### Dataset records
━━━

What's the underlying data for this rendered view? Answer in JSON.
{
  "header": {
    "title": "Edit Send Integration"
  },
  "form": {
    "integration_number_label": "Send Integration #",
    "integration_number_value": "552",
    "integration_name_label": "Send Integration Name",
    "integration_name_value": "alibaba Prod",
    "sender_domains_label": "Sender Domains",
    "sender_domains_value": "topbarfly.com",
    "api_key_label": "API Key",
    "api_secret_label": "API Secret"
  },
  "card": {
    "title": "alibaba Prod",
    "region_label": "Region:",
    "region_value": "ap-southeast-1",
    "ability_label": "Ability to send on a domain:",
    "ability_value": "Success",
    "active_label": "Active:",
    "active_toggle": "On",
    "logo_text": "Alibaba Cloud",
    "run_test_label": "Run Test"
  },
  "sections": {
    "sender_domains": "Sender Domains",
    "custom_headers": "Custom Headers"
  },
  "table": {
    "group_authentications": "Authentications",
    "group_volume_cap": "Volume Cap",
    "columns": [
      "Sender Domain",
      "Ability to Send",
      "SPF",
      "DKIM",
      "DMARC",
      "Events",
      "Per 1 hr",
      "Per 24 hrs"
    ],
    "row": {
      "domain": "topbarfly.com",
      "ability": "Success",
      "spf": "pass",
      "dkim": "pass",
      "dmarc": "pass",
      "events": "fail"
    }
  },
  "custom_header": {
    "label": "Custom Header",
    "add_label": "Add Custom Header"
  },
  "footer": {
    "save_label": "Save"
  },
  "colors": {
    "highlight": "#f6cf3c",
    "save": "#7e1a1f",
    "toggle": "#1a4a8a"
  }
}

━━━

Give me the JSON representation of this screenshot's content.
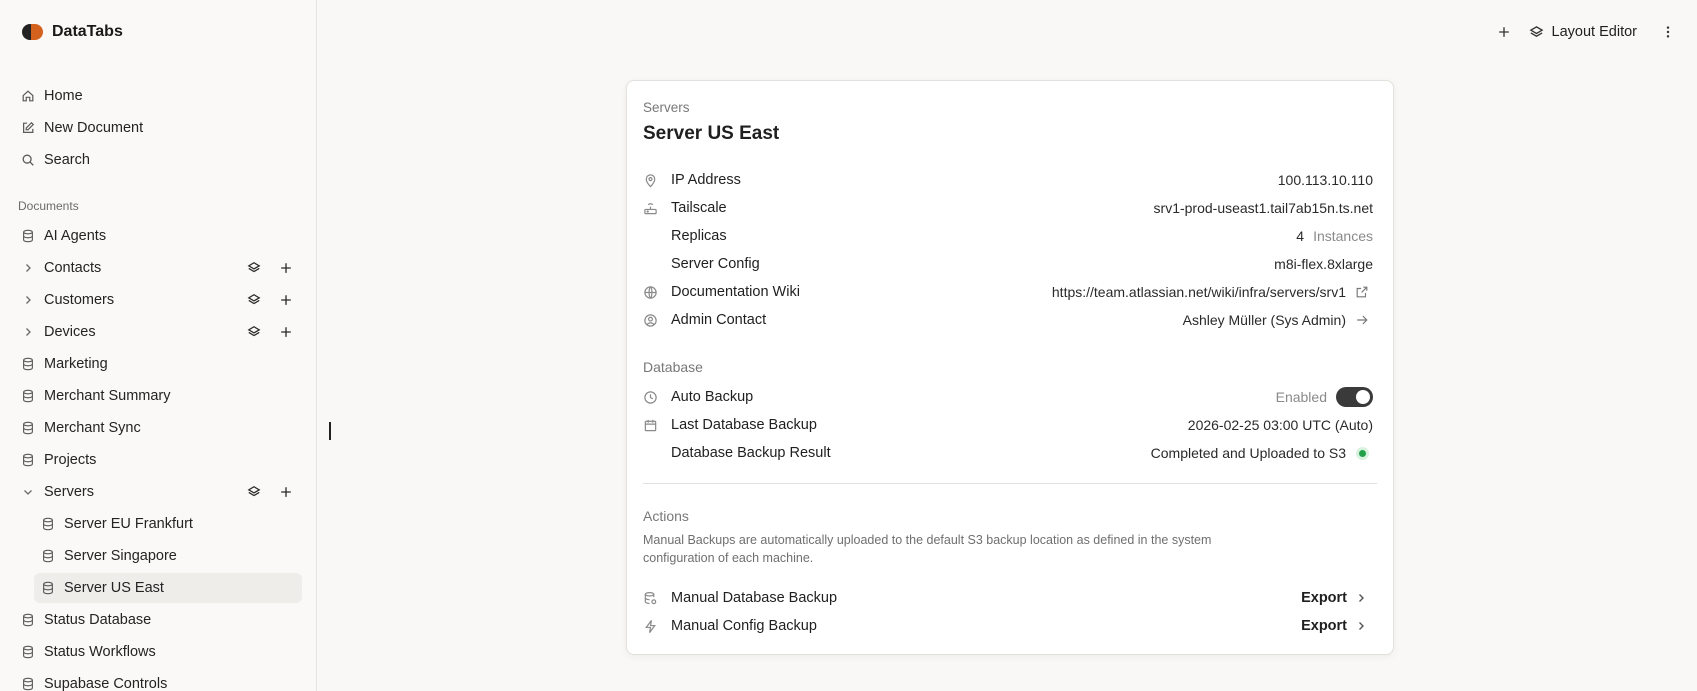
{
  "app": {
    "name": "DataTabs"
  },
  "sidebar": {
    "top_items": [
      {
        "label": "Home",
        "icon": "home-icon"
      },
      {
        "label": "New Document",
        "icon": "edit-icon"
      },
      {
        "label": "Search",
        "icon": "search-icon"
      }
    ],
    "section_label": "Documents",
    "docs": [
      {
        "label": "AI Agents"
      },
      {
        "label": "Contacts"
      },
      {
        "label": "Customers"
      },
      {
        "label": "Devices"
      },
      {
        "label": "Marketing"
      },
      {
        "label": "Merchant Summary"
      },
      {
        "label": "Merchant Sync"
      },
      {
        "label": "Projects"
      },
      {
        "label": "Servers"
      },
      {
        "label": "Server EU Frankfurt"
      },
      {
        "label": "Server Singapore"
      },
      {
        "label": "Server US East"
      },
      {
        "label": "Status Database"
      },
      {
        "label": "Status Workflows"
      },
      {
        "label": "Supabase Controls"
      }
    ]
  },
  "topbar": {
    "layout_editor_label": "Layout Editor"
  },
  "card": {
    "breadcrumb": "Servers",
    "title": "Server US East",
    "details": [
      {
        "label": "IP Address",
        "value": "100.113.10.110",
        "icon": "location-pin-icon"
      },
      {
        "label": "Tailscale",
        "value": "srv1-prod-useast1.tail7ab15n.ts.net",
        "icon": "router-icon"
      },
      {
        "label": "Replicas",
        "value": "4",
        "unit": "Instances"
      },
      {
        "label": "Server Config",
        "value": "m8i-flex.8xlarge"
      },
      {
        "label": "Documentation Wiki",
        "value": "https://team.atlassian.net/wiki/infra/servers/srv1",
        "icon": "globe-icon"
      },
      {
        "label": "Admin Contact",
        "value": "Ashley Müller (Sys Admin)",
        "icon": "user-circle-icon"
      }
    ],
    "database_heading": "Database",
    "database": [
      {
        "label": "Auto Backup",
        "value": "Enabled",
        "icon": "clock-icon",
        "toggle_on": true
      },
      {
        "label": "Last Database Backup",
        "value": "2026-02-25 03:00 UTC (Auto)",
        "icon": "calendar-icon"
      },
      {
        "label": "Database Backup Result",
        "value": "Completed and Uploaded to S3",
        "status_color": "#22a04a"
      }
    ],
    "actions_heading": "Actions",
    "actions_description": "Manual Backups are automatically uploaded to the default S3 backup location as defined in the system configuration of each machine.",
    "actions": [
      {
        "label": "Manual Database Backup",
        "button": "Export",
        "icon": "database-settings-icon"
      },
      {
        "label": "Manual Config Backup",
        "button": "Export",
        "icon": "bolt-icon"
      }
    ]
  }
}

━━━

### What is asked
Look through the material above and pick out each line holding the word "location".

### Answer to the task
        "icon": "location-pin-icon"
    "actions_description": "Manual Backups are automatically uploaded to the default S3 backup location as defined in the system configuration of each machine.",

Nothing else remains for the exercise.